:: Aim ::
Gather each line of the records where "故选项说法错误" appears.

:: Dataset extract ::
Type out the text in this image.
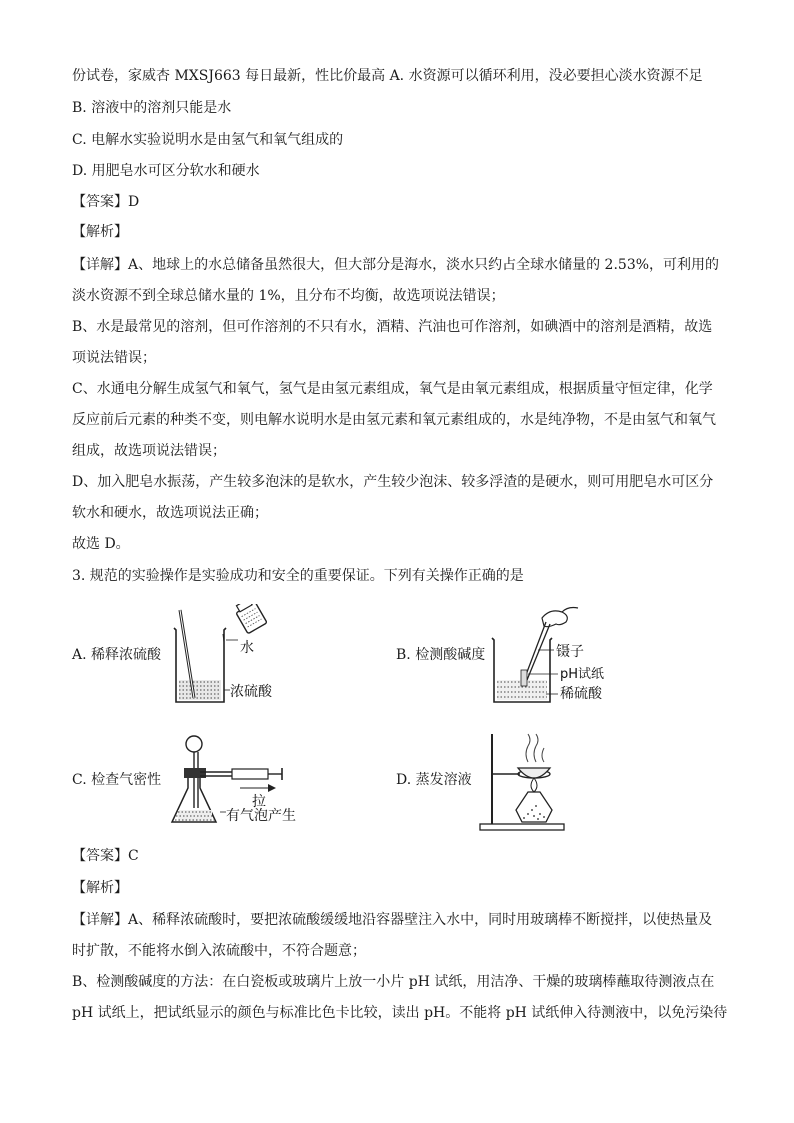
份试卷，家威杏 MXSJ663 每日最新，性比价最高 A. 水资源可以循环利用，没必要担心淡水资源不足
B. 溶液中的溶剂只能是水
C. 电解水实验说明水是由氢气和氧气组成的
D. 用肥皂水可区分软水和硬水
【答案】D
【解析】
【详解】A、地球上的水总储备虽然很大，但大部分是海水，淡水只约占全球水储量的 2.53%，可利用的
淡水资源不到全球总储水量的 1%，且分布不均衡，故选项说法错误；
B、水是最常见的溶剂，但可作溶剂的不只有水，酒精、汽油也可作溶剂，如碘酒中的溶剂是酒精，故选
项说法错误；
C、水通电分解生成氢气和氧气，氢气是由氢元素组成，氧气是由氧元素组成，根据质量守恒定律，化学
反应前后元素的种类不变，则电解水说明水是由氢元素和氧元素组成的，水是纯净物，不是由氢气和氧气
组成，故选项说法错误；
D、加入肥皂水振荡，产生较多泡沫的是软水，产生较少泡沫、较多浮渣的是硬水，则可用肥皂水可区分
软水和硬水，故选项说法正确；
故选 D。
3. 规范的实验操作是实验成功和安全的重要保证。下列有关操作正确的是
A. 稀释浓硫酸	水
浓硫酸
B. 检测酸碱度	镊子
pH试纸
稀硫酸
C. 检查气密性
拉
有气泡产生
D. 蒸发溶液
【答案】C
【解析】
【详解】A、稀释浓硫酸时，要把浓硫酸缓缓地沿容器壁注入水中，同时用玻璃棒不断搅拌，以使热量及
时扩散，不能将水倒入浓硫酸中，不符合题意；
B、检测酸碱度的方法：在白瓷板或玻璃片上放一小片 pH 试纸，用洁净、干燥的玻璃棒蘸取待测液点在
pH 试纸上，把试纸显示的颜色与标准比色卡比较，读出 pH。不能将 pH 试纸伸入待测液中，以免污染待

:: Exercise answer ::
淡水资源不到全球总储水量的 1%，且分布不均衡，故选项说法错误；
组成，故选项说法错误；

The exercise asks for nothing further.